Required task -
Scan the entries below. List each line with "CORRECTION".

--- START ---

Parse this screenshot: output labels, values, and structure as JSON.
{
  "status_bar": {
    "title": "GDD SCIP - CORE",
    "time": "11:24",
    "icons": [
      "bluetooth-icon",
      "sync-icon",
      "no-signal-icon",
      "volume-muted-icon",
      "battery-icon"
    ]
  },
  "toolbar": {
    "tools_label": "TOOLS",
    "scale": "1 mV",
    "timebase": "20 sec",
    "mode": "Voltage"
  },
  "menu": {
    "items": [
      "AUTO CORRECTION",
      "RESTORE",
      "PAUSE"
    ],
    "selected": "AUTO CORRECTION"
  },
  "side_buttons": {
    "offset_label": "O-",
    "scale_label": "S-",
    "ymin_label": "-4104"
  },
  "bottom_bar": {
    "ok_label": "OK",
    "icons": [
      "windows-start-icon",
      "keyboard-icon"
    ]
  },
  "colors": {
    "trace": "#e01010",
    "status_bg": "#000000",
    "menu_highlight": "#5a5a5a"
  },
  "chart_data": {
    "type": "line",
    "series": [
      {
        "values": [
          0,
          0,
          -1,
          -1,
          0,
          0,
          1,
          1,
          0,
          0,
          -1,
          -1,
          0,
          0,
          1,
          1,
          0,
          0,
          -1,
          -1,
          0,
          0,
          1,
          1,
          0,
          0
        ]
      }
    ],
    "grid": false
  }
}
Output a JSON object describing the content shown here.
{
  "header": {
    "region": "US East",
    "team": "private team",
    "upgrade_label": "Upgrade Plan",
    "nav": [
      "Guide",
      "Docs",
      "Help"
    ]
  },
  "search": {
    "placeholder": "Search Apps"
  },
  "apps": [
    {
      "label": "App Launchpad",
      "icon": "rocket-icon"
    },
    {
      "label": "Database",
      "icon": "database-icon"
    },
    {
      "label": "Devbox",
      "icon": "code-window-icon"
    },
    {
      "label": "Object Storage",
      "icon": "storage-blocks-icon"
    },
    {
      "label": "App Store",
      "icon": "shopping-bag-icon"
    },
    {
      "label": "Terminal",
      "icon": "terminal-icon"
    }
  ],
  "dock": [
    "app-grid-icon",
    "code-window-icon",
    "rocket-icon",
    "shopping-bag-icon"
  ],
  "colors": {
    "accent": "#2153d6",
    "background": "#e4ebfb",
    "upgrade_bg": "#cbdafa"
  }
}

--- END ---

The solution -
      "AUTO CORRECTION",
    "selected": "AUTO CORRECTION"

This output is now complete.